> **TO BE DONE**
Using the records below, locate all lines containing "certains" and return them.

> **RAW DATA**
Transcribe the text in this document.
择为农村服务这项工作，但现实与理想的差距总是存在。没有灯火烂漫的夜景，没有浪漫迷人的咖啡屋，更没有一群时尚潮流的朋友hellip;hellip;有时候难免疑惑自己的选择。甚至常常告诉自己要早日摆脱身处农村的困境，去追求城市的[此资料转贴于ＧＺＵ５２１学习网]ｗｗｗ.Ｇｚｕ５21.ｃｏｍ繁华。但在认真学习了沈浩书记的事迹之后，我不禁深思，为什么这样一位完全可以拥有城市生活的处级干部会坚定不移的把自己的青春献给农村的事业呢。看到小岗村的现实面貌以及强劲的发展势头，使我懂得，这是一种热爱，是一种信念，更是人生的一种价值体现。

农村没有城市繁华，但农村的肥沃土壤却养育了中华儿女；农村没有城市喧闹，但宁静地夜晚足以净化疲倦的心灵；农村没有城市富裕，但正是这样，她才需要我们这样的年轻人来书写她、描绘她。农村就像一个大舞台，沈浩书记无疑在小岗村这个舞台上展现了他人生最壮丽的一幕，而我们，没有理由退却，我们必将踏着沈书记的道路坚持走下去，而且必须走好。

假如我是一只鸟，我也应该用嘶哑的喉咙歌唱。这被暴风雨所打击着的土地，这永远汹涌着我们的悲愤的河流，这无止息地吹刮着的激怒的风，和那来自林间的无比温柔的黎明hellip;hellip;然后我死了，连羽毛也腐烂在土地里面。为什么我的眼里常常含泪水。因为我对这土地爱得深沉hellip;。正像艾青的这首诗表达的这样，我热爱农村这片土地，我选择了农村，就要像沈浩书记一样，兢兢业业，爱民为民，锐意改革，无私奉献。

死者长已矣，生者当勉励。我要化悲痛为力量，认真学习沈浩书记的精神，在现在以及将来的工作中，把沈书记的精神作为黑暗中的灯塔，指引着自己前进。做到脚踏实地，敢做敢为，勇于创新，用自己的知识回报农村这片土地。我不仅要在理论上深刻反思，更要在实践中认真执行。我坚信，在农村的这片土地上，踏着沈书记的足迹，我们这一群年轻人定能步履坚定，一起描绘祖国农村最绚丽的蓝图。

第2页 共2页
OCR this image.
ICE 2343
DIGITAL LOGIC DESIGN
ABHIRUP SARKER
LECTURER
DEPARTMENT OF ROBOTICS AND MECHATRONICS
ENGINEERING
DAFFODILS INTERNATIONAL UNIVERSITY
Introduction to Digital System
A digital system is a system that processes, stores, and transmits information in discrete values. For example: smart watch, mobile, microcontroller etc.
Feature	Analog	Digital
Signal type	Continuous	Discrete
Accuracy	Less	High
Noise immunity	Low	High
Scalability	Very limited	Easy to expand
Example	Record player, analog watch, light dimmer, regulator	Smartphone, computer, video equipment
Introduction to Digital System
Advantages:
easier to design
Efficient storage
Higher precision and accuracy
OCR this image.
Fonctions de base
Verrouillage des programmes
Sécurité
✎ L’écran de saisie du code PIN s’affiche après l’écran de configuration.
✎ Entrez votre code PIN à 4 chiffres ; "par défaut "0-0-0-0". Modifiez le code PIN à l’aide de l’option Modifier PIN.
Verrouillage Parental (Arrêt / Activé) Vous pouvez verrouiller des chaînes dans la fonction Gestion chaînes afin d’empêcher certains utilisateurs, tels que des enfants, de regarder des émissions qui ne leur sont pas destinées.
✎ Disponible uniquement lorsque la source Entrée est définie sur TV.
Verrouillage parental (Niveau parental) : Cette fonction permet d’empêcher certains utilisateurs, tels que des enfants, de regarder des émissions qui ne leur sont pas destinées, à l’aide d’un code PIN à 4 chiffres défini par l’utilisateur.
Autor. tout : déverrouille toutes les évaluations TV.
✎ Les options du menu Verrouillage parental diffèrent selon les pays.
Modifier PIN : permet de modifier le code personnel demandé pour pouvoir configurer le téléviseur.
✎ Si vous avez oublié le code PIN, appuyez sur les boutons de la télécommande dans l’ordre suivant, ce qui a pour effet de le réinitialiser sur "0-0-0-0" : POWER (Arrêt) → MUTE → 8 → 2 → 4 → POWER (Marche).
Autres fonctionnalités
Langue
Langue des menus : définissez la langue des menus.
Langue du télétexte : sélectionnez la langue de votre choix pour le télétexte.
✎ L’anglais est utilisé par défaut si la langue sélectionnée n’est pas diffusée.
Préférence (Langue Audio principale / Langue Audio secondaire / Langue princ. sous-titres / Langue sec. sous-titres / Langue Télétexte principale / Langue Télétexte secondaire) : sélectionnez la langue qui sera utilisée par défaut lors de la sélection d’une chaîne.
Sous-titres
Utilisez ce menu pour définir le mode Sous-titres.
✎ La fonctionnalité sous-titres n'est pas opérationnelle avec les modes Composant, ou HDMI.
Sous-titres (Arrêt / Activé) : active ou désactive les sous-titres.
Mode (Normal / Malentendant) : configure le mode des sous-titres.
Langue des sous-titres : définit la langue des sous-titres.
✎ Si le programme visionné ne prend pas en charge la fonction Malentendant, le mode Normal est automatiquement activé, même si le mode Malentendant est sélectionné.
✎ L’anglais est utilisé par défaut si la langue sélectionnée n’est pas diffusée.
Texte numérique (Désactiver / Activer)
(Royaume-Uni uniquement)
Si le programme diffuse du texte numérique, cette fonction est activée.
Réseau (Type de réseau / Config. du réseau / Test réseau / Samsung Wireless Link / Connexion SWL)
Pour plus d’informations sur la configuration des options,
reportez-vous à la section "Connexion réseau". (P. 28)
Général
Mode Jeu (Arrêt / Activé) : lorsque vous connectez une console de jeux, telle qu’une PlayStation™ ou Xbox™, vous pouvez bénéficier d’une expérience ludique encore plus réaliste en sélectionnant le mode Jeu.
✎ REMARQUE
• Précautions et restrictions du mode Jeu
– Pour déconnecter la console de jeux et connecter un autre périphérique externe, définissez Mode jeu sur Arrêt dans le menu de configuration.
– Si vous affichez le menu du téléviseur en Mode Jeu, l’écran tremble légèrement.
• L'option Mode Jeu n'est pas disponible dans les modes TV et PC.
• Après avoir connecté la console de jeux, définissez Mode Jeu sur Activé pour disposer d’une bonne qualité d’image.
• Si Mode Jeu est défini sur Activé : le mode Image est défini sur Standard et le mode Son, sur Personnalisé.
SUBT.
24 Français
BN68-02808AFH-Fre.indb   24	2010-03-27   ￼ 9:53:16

> **ANSWER TO THIS TASK**
Verrouillage Parental (Arrêt / Activé) Vous pouvez verrouiller des chaînes dans la fonction Gestion chaînes afin d’empêcher certains utilisateurs, tels que des enfants, de regarder des émissions qui ne leur sont pas destinées.
Verrouillage parental (Niveau parental) : Cette fonction permet d’empêcher certains utilisateurs, tels que des enfants, de regarder des émissions qui ne leur sont pas destinées, à l’aide d’un code PIN à 4 chiffres défini par l’utilisateur.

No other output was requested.